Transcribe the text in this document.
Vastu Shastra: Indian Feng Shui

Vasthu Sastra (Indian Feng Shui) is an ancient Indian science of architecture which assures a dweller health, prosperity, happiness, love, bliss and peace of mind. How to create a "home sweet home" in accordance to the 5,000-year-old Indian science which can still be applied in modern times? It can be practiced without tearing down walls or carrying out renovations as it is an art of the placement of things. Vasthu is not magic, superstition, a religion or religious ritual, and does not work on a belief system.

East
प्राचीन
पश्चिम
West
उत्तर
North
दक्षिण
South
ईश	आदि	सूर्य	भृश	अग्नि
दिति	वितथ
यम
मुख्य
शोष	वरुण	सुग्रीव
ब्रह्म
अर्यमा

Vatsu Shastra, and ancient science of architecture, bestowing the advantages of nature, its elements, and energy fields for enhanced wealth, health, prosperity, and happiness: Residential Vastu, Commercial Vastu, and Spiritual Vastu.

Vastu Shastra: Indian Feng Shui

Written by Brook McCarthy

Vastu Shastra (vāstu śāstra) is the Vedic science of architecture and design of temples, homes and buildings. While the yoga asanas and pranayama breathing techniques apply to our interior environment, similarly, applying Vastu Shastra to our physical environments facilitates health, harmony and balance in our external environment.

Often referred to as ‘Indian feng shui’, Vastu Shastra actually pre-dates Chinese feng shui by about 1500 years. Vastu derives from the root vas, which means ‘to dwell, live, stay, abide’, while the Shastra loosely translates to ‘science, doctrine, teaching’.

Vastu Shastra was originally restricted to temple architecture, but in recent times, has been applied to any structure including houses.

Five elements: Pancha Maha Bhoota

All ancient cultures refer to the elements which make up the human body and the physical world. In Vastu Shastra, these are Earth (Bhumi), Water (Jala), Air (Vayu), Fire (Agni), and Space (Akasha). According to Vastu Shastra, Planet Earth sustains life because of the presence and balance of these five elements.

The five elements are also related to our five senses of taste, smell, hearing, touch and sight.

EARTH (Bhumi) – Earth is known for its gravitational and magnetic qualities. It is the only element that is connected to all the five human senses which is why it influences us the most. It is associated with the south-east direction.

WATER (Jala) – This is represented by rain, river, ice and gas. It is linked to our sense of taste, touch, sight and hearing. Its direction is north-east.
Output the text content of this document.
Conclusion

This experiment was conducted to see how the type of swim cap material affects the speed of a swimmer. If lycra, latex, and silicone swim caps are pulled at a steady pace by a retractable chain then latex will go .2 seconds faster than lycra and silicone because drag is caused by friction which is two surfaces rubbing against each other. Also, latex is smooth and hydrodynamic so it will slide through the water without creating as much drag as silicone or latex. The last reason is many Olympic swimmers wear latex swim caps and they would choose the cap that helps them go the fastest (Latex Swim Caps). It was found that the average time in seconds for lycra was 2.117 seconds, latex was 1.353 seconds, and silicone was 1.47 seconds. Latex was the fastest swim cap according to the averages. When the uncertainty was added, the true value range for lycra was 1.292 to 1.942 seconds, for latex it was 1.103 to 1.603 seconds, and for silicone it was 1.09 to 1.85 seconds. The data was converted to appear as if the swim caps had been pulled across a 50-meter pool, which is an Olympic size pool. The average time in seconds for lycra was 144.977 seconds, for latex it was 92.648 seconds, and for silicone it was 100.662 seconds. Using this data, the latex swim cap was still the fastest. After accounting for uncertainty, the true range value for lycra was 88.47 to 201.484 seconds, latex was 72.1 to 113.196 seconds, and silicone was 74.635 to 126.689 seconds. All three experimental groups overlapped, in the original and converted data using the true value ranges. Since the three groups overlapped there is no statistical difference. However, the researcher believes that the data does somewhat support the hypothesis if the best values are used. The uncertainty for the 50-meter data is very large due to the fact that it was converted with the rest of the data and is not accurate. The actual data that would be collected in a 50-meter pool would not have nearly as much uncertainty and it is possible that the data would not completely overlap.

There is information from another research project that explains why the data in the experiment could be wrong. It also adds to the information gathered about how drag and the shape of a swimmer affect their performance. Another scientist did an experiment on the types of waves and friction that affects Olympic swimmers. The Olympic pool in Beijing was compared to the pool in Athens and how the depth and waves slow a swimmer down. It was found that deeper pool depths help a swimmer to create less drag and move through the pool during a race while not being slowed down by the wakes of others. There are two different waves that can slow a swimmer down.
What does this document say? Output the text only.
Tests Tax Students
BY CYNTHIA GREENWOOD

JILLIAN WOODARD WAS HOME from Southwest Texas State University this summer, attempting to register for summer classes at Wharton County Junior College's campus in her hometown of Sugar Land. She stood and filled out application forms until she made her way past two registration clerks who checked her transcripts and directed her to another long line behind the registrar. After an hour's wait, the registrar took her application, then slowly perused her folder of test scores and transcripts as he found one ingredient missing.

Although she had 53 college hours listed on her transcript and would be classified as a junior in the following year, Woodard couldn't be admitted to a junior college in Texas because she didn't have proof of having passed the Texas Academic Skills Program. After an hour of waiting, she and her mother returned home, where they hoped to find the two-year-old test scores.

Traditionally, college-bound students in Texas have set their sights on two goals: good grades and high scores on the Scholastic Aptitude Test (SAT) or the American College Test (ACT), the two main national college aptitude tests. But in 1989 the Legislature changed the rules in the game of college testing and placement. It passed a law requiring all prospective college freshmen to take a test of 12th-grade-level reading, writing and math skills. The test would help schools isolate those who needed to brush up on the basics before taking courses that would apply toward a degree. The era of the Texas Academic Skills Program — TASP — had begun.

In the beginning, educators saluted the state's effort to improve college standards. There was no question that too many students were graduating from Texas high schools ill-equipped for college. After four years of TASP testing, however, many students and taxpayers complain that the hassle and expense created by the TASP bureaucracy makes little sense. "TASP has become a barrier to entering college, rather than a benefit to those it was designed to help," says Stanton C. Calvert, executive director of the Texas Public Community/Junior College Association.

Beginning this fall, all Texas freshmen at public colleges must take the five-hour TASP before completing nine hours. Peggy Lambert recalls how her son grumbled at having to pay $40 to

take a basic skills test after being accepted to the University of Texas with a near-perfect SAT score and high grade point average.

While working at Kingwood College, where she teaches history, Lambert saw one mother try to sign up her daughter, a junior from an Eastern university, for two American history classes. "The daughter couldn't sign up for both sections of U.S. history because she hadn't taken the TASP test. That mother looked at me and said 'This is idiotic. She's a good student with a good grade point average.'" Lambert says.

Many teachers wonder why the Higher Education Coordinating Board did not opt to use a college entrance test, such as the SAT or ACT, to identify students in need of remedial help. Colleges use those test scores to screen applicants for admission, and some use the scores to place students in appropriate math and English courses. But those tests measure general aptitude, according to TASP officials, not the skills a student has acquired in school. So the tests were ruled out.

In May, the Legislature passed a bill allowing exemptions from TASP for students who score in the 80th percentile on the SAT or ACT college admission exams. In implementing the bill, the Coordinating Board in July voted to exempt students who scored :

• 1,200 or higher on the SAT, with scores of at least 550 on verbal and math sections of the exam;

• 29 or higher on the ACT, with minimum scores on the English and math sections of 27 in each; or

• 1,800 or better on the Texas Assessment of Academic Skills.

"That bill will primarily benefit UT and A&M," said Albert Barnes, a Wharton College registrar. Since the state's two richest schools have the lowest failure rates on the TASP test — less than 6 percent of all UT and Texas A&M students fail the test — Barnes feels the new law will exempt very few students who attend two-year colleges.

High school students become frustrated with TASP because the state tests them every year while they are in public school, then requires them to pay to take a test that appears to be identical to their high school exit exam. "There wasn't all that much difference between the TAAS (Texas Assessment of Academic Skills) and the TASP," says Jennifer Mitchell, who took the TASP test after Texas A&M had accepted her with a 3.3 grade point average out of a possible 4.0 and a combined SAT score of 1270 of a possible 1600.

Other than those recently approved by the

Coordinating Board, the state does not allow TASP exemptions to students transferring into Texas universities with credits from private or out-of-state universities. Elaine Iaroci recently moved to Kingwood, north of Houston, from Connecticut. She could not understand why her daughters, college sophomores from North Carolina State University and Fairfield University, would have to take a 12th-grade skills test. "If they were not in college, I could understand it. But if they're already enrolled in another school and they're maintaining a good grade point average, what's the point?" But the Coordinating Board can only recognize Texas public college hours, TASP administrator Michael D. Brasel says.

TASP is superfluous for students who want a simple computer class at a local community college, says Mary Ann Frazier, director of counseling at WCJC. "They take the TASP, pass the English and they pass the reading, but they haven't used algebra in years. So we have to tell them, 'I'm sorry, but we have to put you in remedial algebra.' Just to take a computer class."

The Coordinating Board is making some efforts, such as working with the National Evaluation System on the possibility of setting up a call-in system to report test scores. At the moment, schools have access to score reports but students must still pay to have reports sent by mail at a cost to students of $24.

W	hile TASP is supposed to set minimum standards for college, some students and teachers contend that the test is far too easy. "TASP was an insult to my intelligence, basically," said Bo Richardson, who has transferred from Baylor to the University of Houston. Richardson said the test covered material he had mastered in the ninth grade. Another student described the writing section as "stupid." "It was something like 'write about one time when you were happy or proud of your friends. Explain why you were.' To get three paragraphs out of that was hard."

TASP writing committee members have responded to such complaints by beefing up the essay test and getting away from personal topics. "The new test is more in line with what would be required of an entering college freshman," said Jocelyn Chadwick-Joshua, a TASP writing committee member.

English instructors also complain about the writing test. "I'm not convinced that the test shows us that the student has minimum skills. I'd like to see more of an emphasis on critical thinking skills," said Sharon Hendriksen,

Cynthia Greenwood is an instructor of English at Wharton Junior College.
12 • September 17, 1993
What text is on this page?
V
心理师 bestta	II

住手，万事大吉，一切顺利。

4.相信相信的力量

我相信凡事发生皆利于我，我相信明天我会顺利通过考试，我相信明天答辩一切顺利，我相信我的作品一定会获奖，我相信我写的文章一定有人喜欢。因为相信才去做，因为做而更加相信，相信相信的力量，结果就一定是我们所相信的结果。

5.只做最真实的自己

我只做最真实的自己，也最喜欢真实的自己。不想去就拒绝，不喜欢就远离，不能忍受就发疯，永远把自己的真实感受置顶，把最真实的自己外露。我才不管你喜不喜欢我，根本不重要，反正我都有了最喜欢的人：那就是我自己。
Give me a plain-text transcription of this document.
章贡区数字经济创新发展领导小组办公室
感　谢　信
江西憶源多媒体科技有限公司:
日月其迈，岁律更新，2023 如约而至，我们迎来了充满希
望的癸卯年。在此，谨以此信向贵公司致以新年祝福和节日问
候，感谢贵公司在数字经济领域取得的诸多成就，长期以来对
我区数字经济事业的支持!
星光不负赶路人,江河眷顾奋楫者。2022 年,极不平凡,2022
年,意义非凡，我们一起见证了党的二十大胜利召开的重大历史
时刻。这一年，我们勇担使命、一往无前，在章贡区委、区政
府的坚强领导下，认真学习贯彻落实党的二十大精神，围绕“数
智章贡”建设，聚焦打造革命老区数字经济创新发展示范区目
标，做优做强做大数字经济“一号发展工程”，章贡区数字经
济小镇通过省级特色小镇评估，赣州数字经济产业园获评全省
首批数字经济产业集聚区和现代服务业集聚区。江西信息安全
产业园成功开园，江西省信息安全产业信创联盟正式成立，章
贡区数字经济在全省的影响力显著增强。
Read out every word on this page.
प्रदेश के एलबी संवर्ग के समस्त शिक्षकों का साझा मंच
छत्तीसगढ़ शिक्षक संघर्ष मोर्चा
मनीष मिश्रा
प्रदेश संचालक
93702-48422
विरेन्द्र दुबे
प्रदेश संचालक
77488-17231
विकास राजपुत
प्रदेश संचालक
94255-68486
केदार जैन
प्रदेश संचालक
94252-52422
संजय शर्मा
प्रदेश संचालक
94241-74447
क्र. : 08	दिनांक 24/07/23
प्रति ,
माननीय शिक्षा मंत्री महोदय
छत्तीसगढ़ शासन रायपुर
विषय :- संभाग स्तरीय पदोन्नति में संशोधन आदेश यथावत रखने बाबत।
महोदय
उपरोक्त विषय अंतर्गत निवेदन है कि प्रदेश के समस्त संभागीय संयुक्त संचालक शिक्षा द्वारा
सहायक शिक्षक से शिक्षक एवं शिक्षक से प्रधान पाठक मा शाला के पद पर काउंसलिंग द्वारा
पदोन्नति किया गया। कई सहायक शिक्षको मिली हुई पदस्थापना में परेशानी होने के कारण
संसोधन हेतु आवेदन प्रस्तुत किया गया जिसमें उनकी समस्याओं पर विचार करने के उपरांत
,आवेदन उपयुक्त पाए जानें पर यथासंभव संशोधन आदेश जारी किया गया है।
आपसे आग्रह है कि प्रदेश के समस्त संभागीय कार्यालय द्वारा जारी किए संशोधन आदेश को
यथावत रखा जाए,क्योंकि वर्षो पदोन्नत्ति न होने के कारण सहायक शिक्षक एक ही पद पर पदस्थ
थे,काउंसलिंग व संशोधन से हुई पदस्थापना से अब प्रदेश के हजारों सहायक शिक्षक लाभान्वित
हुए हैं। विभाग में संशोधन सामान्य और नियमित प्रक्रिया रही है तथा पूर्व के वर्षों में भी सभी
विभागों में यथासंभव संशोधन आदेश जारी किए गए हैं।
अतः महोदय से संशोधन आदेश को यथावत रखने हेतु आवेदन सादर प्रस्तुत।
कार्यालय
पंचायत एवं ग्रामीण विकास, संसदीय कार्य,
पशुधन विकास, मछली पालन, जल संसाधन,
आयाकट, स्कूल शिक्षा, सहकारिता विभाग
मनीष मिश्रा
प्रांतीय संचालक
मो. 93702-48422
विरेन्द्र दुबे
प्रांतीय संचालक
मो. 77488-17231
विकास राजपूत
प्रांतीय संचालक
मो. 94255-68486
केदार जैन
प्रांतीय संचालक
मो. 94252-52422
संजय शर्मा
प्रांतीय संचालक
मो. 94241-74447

# # # # #

**WHAT THE TASK ASKS**
Choose all lines containing the string "相信相信的力量" and copy them out.

**EXERCISE RESPONSE**
4.相信相信的力量
我相信凡事发生皆利于我，我相信明天我会顺利通过考试，我相信明天答辩一切顺利，我相信我的作品一定会获奖，我相信我写的文章一定有人喜欢。因为相信才去做，因为做而更加相信，相信相信的力量，结果就一定是我们所相信的结果。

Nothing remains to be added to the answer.